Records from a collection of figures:
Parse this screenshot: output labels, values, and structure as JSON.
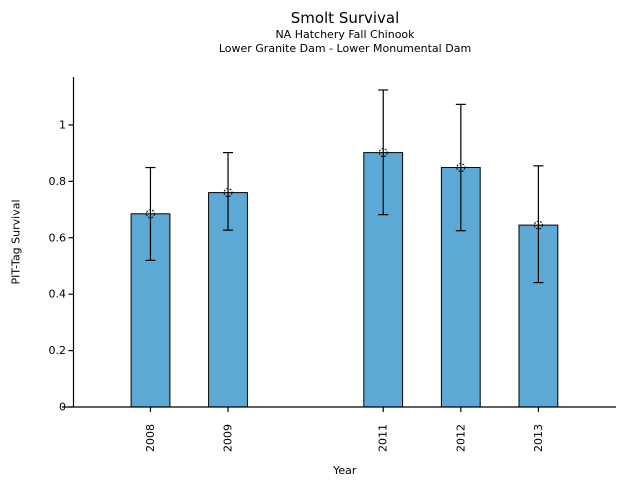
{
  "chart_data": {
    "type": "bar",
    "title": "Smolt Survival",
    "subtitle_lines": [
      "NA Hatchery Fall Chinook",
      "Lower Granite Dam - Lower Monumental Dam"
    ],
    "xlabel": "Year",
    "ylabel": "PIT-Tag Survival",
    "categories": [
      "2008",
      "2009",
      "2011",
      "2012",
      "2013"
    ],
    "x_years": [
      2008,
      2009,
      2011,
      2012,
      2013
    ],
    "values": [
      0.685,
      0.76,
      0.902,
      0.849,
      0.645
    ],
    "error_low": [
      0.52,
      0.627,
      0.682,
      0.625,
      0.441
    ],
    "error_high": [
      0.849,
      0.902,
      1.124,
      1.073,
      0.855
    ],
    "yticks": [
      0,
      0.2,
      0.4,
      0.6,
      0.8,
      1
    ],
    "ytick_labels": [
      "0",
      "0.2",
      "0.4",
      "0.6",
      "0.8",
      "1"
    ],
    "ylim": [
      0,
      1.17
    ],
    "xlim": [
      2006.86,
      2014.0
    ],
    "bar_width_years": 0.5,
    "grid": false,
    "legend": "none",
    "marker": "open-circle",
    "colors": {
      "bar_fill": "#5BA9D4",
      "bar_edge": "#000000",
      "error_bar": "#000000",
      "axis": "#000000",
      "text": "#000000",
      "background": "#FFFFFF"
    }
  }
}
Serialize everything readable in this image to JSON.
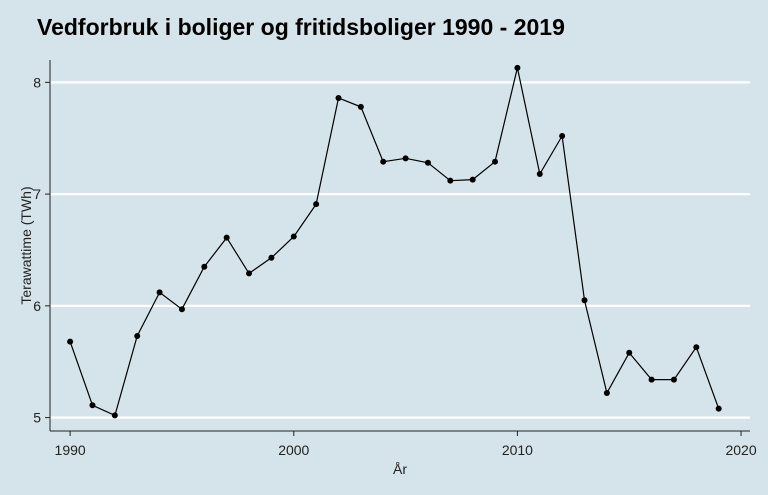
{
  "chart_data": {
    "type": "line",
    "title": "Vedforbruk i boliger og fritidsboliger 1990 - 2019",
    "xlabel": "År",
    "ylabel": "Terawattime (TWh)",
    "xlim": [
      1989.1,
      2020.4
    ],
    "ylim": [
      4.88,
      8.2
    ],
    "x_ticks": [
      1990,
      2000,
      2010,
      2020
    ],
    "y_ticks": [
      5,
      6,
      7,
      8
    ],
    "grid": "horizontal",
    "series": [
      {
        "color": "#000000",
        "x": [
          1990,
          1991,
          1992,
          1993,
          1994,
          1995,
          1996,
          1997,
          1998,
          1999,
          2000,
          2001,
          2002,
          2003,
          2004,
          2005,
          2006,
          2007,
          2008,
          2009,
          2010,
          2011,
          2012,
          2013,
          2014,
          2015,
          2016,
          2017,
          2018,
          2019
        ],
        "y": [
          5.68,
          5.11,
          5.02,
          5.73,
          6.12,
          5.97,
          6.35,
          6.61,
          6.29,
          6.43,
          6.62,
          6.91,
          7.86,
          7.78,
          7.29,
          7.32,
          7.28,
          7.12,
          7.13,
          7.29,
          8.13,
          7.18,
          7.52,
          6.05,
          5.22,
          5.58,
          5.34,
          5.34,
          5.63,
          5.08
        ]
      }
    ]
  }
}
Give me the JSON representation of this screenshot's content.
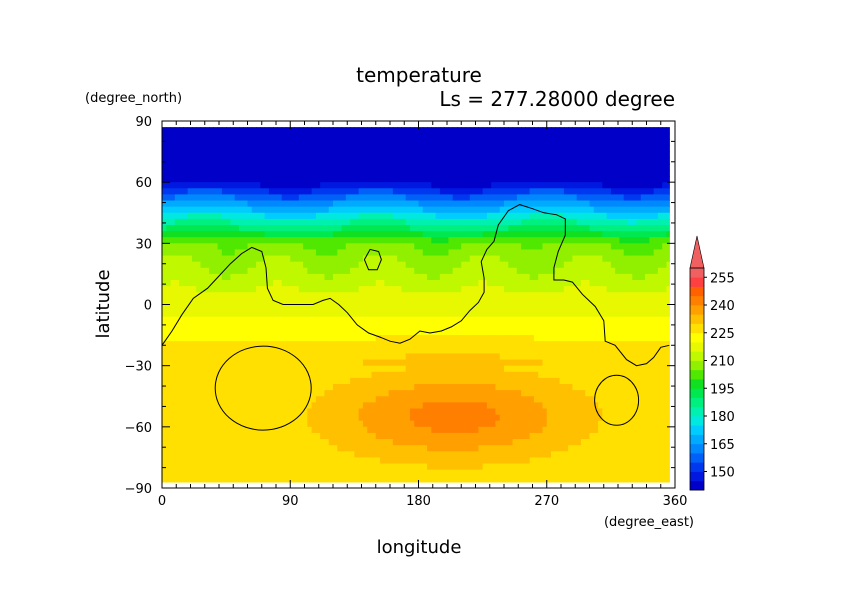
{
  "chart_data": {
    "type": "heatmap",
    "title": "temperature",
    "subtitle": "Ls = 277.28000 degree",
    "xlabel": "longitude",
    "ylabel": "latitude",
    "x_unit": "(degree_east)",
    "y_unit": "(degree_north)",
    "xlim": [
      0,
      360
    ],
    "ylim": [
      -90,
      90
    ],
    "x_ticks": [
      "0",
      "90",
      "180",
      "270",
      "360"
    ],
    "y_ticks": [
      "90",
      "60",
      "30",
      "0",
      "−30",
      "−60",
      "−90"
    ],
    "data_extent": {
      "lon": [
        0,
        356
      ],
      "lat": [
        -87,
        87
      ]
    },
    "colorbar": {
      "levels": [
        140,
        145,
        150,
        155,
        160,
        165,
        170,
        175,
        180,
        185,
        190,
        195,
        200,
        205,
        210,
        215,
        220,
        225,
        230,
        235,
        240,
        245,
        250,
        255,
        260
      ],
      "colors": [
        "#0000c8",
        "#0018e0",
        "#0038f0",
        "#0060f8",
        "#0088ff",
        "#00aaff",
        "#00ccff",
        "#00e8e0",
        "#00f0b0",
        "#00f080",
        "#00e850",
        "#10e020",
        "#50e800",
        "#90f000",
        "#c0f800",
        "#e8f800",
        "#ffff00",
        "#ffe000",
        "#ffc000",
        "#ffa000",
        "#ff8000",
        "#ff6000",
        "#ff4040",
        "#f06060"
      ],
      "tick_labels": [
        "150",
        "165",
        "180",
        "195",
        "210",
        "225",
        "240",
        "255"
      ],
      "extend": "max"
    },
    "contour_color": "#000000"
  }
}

Task instructions: Each line of the data is to be duplicated exactly; pictures stay out of the copy.

Result:
Parse this screenshot: output labels, values, and structure as JSON.
{
  "chart_data": {
    "type": "bar",
    "title": "Smolt Survival",
    "subtitle_lines": [
      "NA Hatchery Fall Chinook",
      "Lower Granite Dam - Lower Monumental Dam"
    ],
    "xlabel": "Year",
    "ylabel": "PIT-Tag Survival",
    "categories": [
      "2008",
      "2009",
      "2011",
      "2012",
      "2013"
    ],
    "x_years": [
      2008,
      2009,
      2011,
      2012,
      2013
    ],
    "values": [
      0.685,
      0.76,
      0.902,
      0.849,
      0.645
    ],
    "error_low": [
      0.52,
      0.627,
      0.682,
      0.625,
      0.441
    ],
    "error_high": [
      0.849,
      0.902,
      1.124,
      1.073,
      0.855
    ],
    "yticks": [
      0,
      0.2,
      0.4,
      0.6,
      0.8,
      1
    ],
    "ytick_labels": [
      "0",
      "0.2",
      "0.4",
      "0.6",
      "0.8",
      "1"
    ],
    "ylim": [
      0,
      1.17
    ],
    "xlim": [
      2006.86,
      2014.0
    ],
    "bar_width_years": 0.5,
    "grid": false,
    "legend": "none",
    "marker": "open-circle",
    "colors": {
      "bar_fill": "#5BA9D4",
      "bar_edge": "#000000",
      "error_bar": "#000000",
      "axis": "#000000",
      "text": "#000000",
      "background": "#FFFFFF"
    }
  }
}
Serialize everything readable in this image to JSON.
{
  "chart_data": {
    "type": "line",
    "title": "Vedforbruk i boliger og fritidsboliger 1990 - 2019",
    "xlabel": "År",
    "ylabel": "Terawattime (TWh)",
    "xlim": [
      1989.1,
      2020.4
    ],
    "ylim": [
      4.88,
      8.2
    ],
    "x_ticks": [
      1990,
      2000,
      2010,
      2020
    ],
    "y_ticks": [
      5,
      6,
      7,
      8
    ],
    "grid": "horizontal",
    "series": [
      {
        "color": "#000000",
        "x": [
          1990,
          1991,
          1992,
          1993,
          1994,
          1995,
          1996,
          1997,
          1998,
          1999,
          2000,
          2001,
          2002,
          2003,
          2004,
          2005,
          2006,
          2007,
          2008,
          2009,
          2010,
          2011,
          2012,
          2013,
          2014,
          2015,
          2016,
          2017,
          2018,
          2019
        ],
        "y": [
          5.68,
          5.11,
          5.02,
          5.73,
          6.12,
          5.97,
          6.35,
          6.61,
          6.29,
          6.43,
          6.62,
          6.91,
          7.86,
          7.78,
          7.29,
          7.32,
          7.28,
          7.12,
          7.13,
          7.29,
          8.13,
          7.18,
          7.52,
          6.05,
          5.22,
          5.58,
          5.34,
          5.34,
          5.63,
          5.08
        ]
      }
    ]
  }
}
Give me the JSON representation of this screenshot's content.
{
  "chart_data": {
    "type": "heatmap",
    "title": "temperature",
    "subtitle": "Ls = 277.28000 degree",
    "xlabel": "longitude",
    "ylabel": "latitude",
    "x_unit": "(degree_east)",
    "y_unit": "(degree_north)",
    "xlim": [
      0,
      360
    ],
    "ylim": [
      -90,
      90
    ],
    "x_ticks": [
      "0",
      "90",
      "180",
      "270",
      "360"
    ],
    "y_ticks": [
      "90",
      "60",
      "30",
      "0",
      "−30",
      "−60",
      "−90"
    ],
    "data_extent": {
      "lon": [
        0,
        356
      ],
      "lat": [
        -87,
        87
      ]
    },
    "colorbar": {
      "levels": [
        140,
        145,
        150,
        155,
        160,
        165,
        170,
        175,
        180,
        185,
        190,
        195,
        200,
        205,
        210,
        215,
        220,
        225,
        230,
        235,
        240,
        245,
        250,
        255,
        260
      ],
      "colors": [
        "#0000c8",
        "#0018e0",
        "#0038f0",
        "#0060f8",
        "#0088ff",
        "#00aaff",
        "#00ccff",
        "#00e8e0",
        "#00f0b0",
        "#00f080",
        "#00e850",
        "#10e020",
        "#50e800",
        "#90f000",
        "#c0f800",
        "#e8f800",
        "#ffff00",
        "#ffe000",
        "#ffc000",
        "#ffa000",
        "#ff8000",
        "#ff6000",
        "#ff4040",
        "#f06060"
      ],
      "tick_labels": [
        "150",
        "165",
        "180",
        "195",
        "210",
        "225",
        "240",
        "255"
      ],
      "extend": "max"
    },
    "contour_color": "#000000"
  }
}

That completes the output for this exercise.